══ PROVIDED RECORDS

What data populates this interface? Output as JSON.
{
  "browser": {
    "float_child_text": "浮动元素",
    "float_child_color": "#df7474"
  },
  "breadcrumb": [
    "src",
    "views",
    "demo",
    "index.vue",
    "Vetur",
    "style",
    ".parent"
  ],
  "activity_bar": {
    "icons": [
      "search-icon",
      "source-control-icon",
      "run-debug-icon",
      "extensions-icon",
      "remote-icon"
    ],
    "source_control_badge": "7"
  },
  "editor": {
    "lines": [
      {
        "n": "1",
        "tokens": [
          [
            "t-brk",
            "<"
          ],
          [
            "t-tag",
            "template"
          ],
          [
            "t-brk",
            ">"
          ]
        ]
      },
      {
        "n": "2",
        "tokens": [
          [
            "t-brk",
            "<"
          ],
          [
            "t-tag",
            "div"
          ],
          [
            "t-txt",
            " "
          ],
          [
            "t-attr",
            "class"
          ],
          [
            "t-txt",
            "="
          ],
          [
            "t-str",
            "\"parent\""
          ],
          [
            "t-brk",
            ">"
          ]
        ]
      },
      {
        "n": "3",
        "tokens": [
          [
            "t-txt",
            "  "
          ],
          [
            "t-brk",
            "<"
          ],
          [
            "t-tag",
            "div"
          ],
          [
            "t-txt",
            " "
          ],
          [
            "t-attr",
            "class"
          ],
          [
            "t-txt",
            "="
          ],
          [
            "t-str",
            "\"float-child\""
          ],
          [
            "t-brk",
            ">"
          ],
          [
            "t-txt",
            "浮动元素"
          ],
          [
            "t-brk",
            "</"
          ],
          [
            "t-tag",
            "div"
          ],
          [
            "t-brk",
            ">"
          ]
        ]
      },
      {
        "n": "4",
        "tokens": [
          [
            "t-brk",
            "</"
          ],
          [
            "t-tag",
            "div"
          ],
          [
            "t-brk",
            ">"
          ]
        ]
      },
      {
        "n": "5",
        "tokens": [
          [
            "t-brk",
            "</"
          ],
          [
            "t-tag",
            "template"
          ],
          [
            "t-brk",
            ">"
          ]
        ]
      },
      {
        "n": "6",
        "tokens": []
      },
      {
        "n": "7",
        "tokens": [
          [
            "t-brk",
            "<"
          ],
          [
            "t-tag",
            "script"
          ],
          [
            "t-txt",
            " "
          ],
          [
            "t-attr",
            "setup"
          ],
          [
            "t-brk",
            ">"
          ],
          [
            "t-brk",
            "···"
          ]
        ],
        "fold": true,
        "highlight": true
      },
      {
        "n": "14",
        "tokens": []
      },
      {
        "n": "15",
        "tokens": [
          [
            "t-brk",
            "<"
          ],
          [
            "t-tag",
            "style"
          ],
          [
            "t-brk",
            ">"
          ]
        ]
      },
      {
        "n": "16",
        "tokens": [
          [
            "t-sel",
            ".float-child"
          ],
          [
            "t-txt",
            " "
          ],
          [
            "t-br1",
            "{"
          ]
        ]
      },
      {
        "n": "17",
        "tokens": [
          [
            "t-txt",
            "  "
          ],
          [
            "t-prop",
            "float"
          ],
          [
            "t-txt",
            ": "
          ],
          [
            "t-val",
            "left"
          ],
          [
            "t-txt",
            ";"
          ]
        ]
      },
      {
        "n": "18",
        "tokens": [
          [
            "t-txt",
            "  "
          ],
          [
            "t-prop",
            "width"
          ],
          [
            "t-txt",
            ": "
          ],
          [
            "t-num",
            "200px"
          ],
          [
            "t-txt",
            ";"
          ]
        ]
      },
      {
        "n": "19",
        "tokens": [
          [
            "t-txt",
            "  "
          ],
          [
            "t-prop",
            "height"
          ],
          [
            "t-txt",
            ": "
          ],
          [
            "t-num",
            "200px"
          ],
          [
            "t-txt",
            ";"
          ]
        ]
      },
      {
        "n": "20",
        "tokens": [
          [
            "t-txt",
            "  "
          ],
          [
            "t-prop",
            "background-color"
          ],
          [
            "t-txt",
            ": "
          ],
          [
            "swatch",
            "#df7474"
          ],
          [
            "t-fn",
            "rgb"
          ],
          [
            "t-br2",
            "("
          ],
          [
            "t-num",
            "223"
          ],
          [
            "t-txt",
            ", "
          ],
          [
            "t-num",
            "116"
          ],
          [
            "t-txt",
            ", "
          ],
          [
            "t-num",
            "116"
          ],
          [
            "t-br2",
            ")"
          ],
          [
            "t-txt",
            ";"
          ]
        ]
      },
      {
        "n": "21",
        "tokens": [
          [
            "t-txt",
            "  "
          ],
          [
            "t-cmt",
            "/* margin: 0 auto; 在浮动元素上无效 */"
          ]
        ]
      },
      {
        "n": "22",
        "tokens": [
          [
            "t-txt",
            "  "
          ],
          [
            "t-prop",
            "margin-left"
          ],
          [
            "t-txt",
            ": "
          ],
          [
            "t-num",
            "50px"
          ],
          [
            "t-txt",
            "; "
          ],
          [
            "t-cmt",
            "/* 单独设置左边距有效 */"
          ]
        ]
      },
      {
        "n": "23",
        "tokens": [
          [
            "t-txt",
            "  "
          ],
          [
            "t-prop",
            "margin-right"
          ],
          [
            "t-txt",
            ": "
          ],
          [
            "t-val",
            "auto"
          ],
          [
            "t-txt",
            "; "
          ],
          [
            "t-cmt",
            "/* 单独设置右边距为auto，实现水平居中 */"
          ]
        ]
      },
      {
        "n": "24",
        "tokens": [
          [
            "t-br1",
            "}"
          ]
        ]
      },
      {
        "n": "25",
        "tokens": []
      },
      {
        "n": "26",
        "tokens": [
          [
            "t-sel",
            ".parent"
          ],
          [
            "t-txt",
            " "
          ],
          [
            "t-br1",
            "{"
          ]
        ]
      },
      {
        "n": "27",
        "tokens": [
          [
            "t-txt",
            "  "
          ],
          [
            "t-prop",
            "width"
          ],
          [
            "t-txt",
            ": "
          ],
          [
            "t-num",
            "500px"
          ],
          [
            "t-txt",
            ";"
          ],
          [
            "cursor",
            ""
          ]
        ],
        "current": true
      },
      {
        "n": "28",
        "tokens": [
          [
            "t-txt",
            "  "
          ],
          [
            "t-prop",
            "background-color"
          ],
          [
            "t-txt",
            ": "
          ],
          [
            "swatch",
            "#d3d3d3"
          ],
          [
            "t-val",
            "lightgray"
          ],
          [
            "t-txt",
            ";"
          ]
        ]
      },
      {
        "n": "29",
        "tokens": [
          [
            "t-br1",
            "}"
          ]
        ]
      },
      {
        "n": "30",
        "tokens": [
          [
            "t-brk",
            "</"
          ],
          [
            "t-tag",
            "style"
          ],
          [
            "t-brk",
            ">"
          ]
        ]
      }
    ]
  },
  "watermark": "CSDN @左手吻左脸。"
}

════

TASK OBJECTIVE: Please set down all the data word for word.

PROBLEM SOLUTION:
What data populates this interface? Output as JSON.
{
  "browser": {
    "float_child_text": "浮动元素",
    "float_child_color": "#df7474"
  },
  "breadcrumb": [
    "src",
    "views",
    "demo",
    "index.vue",
    "Vetur",
    "style",
    ".parent"
  ],
  "activity_bar": {
    "icons": [
      "search-icon",
      "source-control-icon",
      "run-debug-icon",
      "extensions-icon",
      "remote-icon"
    ],
    "source_control_badge": "7"
  },
  "editor": {
    "lines": [
      {
        "n": "1",
        "tokens": [
          [
            "t-brk",
            "<"
          ],
          [
            "t-tag",
            "template"
          ],
          [
            "t-brk",
            ">"
          ]
        ]
      },
      {
        "n": "2",
        "tokens": [
          [
            "t-brk",
            "<"
          ],
          [
            "t-tag",
            "div"
          ],
          [
            "t-txt",
            " "
          ],
          [
            "t-attr",
            "class"
          ],
          [
            "t-txt",
            "="
          ],
          [
            "t-str",
            "\"parent\""
          ],
          [
            "t-brk",
            ">"
          ]
        ]
      },
      {
        "n": "3",
        "tokens": [
          [
            "t-txt",
            "  "
          ],
          [
            "t-brk",
            "<"
          ],
          [
            "t-tag",
            "div"
          ],
          [
            "t-txt",
            " "
          ],
          [
            "t-attr",
            "class"
          ],
          [
            "t-txt",
            "="
          ],
          [
            "t-str",
            "\"float-child\""
          ],
          [
            "t-brk",
            ">"
          ],
          [
            "t-txt",
            "浮动元素"
          ],
          [
            "t-brk",
            "</"
          ],
          [
            "t-tag",
            "div"
          ],
          [
            "t-brk",
            ">"
          ]
        ]
      },
      {
        "n": "4",
        "tokens": [
          [
            "t-brk",
            "</"
          ],
          [
            "t-tag",
            "div"
          ],
          [
            "t-brk",
            ">"
          ]
        ]
      },
      {
        "n": "5",
        "tokens": [
          [
            "t-brk",
            "</"
          ],
          [
            "t-tag",
            "template"
          ],
          [
            "t-brk",
            ">"
          ]
        ]
      },
      {
        "n": "6",
        "tokens": []
      },
      {
        "n": "7",
        "tokens": [
          [
            "t-brk",
            "<"
          ],
          [
            "t-tag",
            "script"
          ],
          [
            "t-txt",
            " "
          ],
          [
            "t-attr",
            "setup"
          ],
          [
            "t-brk",
            ">"
          ],
          [
            "t-brk",
            "···"
          ]
        ],
        "fold": true,
        "highlight": true
      },
      {
        "n": "14",
        "tokens": []
      },
      {
        "n": "15",
        "tokens": [
          [
            "t-brk",
            "<"
          ],
          [
            "t-tag",
            "style"
          ],
          [
            "t-brk",
            ">"
          ]
        ]
      },
      {
        "n": "16",
        "tokens": [
          [
            "t-sel",
            ".float-child"
          ],
          [
            "t-txt",
            " "
          ],
          [
            "t-br1",
            "{"
          ]
        ]
      },
      {
        "n": "17",
        "tokens": [
          [
            "t-txt",
            "  "
          ],
          [
            "t-prop",
            "float"
          ],
          [
            "t-txt",
            ": "
          ],
          [
            "t-val",
            "left"
          ],
          [
            "t-txt",
            ";"
          ]
        ]
      },
      {
        "n": "18",
        "tokens": [
          [
            "t-txt",
            "  "
          ],
          [
            "t-prop",
            "width"
          ],
          [
            "t-txt",
            ": "
          ],
          [
            "t-num",
            "200px"
          ],
          [
            "t-txt",
            ";"
          ]
        ]
      },
      {
        "n": "19",
        "tokens": [
          [
            "t-txt",
            "  "
          ],
          [
            "t-prop",
            "height"
          ],
          [
            "t-txt",
            ": "
          ],
          [
            "t-num",
            "200px"
          ],
          [
            "t-txt",
            ";"
          ]
        ]
      },
      {
        "n": "20",
        "tokens": [
          [
            "t-txt",
            "  "
          ],
          [
            "t-prop",
            "background-color"
          ],
          [
            "t-txt",
            ": "
          ],
          [
            "swatch",
            "#df7474"
          ],
          [
            "t-fn",
            "rgb"
          ],
          [
            "t-br2",
            "("
          ],
          [
            "t-num",
            "223"
          ],
          [
            "t-txt",
            ", "
          ],
          [
            "t-num",
            "116"
          ],
          [
            "t-txt",
            ", "
          ],
          [
            "t-num",
            "116"
          ],
          [
            "t-br2",
            ")"
          ],
          [
            "t-txt",
            ";"
          ]
        ]
      },
      {
        "n": "21",
        "tokens": [
          [
            "t-txt",
            "  "
          ],
          [
            "t-cmt",
            "/* margin: 0 auto; 在浮动元素上无效 */"
          ]
        ]
      },
      {
        "n": "22",
        "tokens": [
          [
            "t-txt",
            "  "
          ],
          [
            "t-prop",
            "margin-left"
          ],
          [
            "t-txt",
            ": "
          ],
          [
            "t-num",
            "50px"
          ],
          [
            "t-txt",
            "; "
          ],
          [
            "t-cmt",
            "/* 单独设置左边距有效 */"
          ]
        ]
      },
      {
        "n": "23",
        "tokens": [
          [
            "t-txt",
            "  "
          ],
          [
            "t-prop",
            "margin-right"
          ],
          [
            "t-txt",
            ": "
          ],
          [
            "t-val",
            "auto"
          ],
          [
            "t-txt",
            "; "
          ],
          [
            "t-cmt",
            "/* 单独设置右边距为auto，实现水平居中 */"
          ]
        ]
      },
      {
        "n": "24",
        "tokens": [
          [
            "t-br1",
            "}"
          ]
        ]
      },
      {
        "n": "25",
        "tokens": []
      },
      {
        "n": "26",
        "tokens": [
          [
            "t-sel",
            ".parent"
          ],
          [
            "t-txt",
            " "
          ],
          [
            "t-br1",
            "{"
          ]
        ]
      },
      {
        "n": "27",
        "tokens": [
          [
            "t-txt",
            "  "
          ],
          [
            "t-prop",
            "width"
          ],
          [
            "t-txt",
            ": "
          ],
          [
            "t-num",
            "500px"
          ],
          [
            "t-txt",
            ";"
          ],
          [
            "cursor",
            ""
          ]
        ],
        "current": true
      },
      {
        "n": "28",
        "tokens": [
          [
            "t-txt",
            "  "
          ],
          [
            "t-prop",
            "background-color"
          ],
          [
            "t-txt",
            ": "
          ],
          [
            "swatch",
            "#d3d3d3"
          ],
          [
            "t-val",
            "lightgray"
          ],
          [
            "t-txt",
            ";"
          ]
        ]
      },
      {
        "n": "29",
        "tokens": [
          [
            "t-br1",
            "}"
          ]
        ]
      },
      {
        "n": "30",
        "tokens": [
          [
            "t-brk",
            "</"
          ],
          [
            "t-tag",
            "style"
          ],
          [
            "t-brk",
            ">"
          ]
        ]
      }
    ]
  },
  "watermark": "CSDN @左手吻左脸。"
}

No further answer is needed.